• _Exercise_: Would you transcribe the whole listing exactly, minus its pictures?

• _Records shown_:
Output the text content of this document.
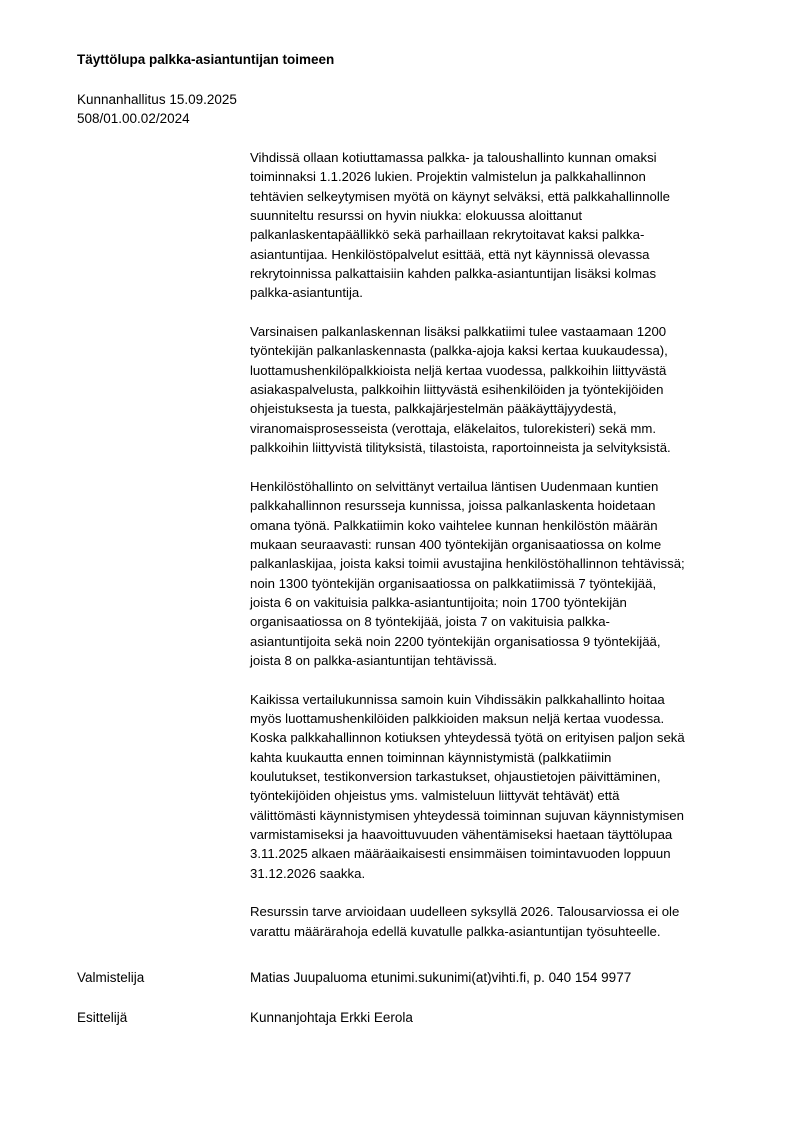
Täyttölupa palkka-asiantuntijan toimeen
Kunnanhallitus 15.09.2025
508/01.00.02/2024
Vihdissä ollaan kotiuttamassa palkka- ja taloushallinto kunnan omaksi
toiminnaksi 1.1.2026 lukien. Projektin valmistelun ja palkkahallinnon
tehtävien selkeytymisen myötä on käynyt selväksi, että palkkahallinnolle
suunniteltu resurssi on hyvin niukka: elokuussa aloittanut
palkanlaskentapäällikkö sekä parhaillaan rekrytoitavat kaksi palkka-
asiantuntijaa. Henkilöstöpalvelut esittää, että nyt käynnissä olevassa
rekrytoinnissa palkattaisiin kahden palkka-asiantuntijan lisäksi kolmas
palkka-asiantuntija.
Varsinaisen palkanlaskennan lisäksi palkkatiimi tulee vastaamaan 1200
työntekijän palkanlaskennasta (palkka-ajoja kaksi kertaa kuukaudessa),
luottamushenkilöpalkkioista neljä kertaa vuodessa, palkkoihin liittyvästä
asiakaspalvelusta, palkkoihin liittyvästä esihenkilöiden ja työntekijöiden
ohjeistuksesta ja tuesta, palkkajärjestelmän pääkäyttäjyydestä,
viranomaisprosesseista (verottaja, eläkelaitos, tulorekisteri) sekä mm.
palkkoihin liittyvistä tilityksistä, tilastoista, raportoinneista ja selvityksistä.
Henkilöstöhallinto on selvittänyt vertailua läntisen Uudenmaan kuntien
palkkahallinnon resursseja kunnissa, joissa palkanlaskenta hoidetaan
omana työnä. Palkkatiimin koko vaihtelee kunnan henkilöstön määrän
mukaan seuraavasti: runsan 400 työntekijän organisaatiossa on kolme
palkanlaskijaa, joista kaksi toimii avustajina henkilöstöhallinnon tehtävissä;
noin 1300 työntekijän organisaatiossa on palkkatiimissä 7 työntekijää,
joista 6 on vakituisia palkka-asiantuntijoita; noin 1700 työntekijän
organisaatiossa on 8 työntekijää, joista 7 on vakituisia palkka-
asiantuntijoita sekä noin 2200 työntekijän organisatiossa 9 työntekijää,
joista 8 on palkka-asiantuntijan tehtävissä.
Kaikissa vertailukunnissa samoin kuin Vihdissäkin palkkahallinto hoitaa
myös luottamushenkilöiden palkkioiden maksun neljä kertaa vuodessa.
Koska palkkahallinnon kotiuksen yhteydessä työtä on erityisen paljon sekä
kahta kuukautta ennen toiminnan käynnistymistä (palkkatiimin
koulutukset, testikonversion tarkastukset, ohjaustietojen päivittäminen,
työntekijöiden ohjeistus yms. valmisteluun liittyvät tehtävät) että
välittömästi käynnistymisen yhteydessä toiminnan sujuvan käynnistymisen
varmistamiseksi ja haavoittuvuuden vähentämiseksi haetaan täyttölupaa
3.11.2025 alkaen määräaikaisesti ensimmäisen toimintavuoden loppuun
31.12.2026 saakka.
Resurssin tarve arvioidaan uudelleen syksyllä 2026. Talousarviossa ei ole
varattu määrärahoja edellä kuvatulle palkka-asiantuntijan työsuhteelle.
Valmistelija	Matias Juupaluoma etunimi.sukunimi(at)vihti.fi, p. 040 154 9977
Esittelijä	Kunnanjohtaja Erkki Eerola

• _Task answer_:
Output the text content of this document.
Täyttölupa palkka-asiantuntijan toimeen
Kunnanhallitus 15.09.2025
508/01.00.02/2024
Vihdissä ollaan kotiuttamassa palkka- ja taloushallinto kunnan omaksi
toiminnaksi 1.1.2026 lukien. Projektin valmistelun ja palkkahallinnon
tehtävien selkeytymisen myötä on käynyt selväksi, että palkkahallinnolle
suunniteltu resurssi on hyvin niukka: elokuussa aloittanut
palkanlaskentapäällikkö sekä parhaillaan rekrytoitavat kaksi palkka-
asiantuntijaa. Henkilöstöpalvelut esittää, että nyt käynnissä olevassa
rekrytoinnissa palkattaisiin kahden palkka-asiantuntijan lisäksi kolmas
palkka-asiantuntija.
Varsinaisen palkanlaskennan lisäksi palkkatiimi tulee vastaamaan 1200
työntekijän palkanlaskennasta (palkka-ajoja kaksi kertaa kuukaudessa),
luottamushenkilöpalkkioista neljä kertaa vuodessa, palkkoihin liittyvästä
asiakaspalvelusta, palkkoihin liittyvästä esihenkilöiden ja työntekijöiden
ohjeistuksesta ja tuesta, palkkajärjestelmän pääkäyttäjyydestä,
viranomaisprosesseista (verottaja, eläkelaitos, tulorekisteri) sekä mm.
palkkoihin liittyvistä tilityksistä, tilastoista, raportoinneista ja selvityksistä.
Henkilöstöhallinto on selvittänyt vertailua läntisen Uudenmaan kuntien
palkkahallinnon resursseja kunnissa, joissa palkanlaskenta hoidetaan
omana työnä. Palkkatiimin koko vaihtelee kunnan henkilöstön määrän
mukaan seuraavasti: runsan 400 työntekijän organisaatiossa on kolme
palkanlaskijaa, joista kaksi toimii avustajina henkilöstöhallinnon tehtävissä;
noin 1300 työntekijän organisaatiossa on palkkatiimissä 7 työntekijää,
joista 6 on vakituisia palkka-asiantuntijoita; noin 1700 työntekijän
organisaatiossa on 8 työntekijää, joista 7 on vakituisia palkka-
asiantuntijoita sekä noin 2200 työntekijän organisatiossa 9 työntekijää,
joista 8 on palkka-asiantuntijan tehtävissä.
Kaikissa vertailukunnissa samoin kuin Vihdissäkin palkkahallinto hoitaa
myös luottamushenkilöiden palkkioiden maksun neljä kertaa vuodessa.
Koska palkkahallinnon kotiuksen yhteydessä työtä on erityisen paljon sekä
kahta kuukautta ennen toiminnan käynnistymistä (palkkatiimin
koulutukset, testikonversion tarkastukset, ohjaustietojen päivittäminen,
työntekijöiden ohjeistus yms. valmisteluun liittyvät tehtävät) että
välittömästi käynnistymisen yhteydessä toiminnan sujuvan käynnistymisen
varmistamiseksi ja haavoittuvuuden vähentämiseksi haetaan täyttölupaa
3.11.2025 alkaen määräaikaisesti ensimmäisen toimintavuoden loppuun
31.12.2026 saakka.
Resurssin tarve arvioidaan uudelleen syksyllä 2026. Talousarviossa ei ole
varattu määrärahoja edellä kuvatulle palkka-asiantuntijan työsuhteelle.
Valmistelija	Matias Juupaluoma etunimi.sukunimi(at)vihti.fi, p. 040 154 9977
Esittelijä	Kunnanjohtaja Erkki Eerola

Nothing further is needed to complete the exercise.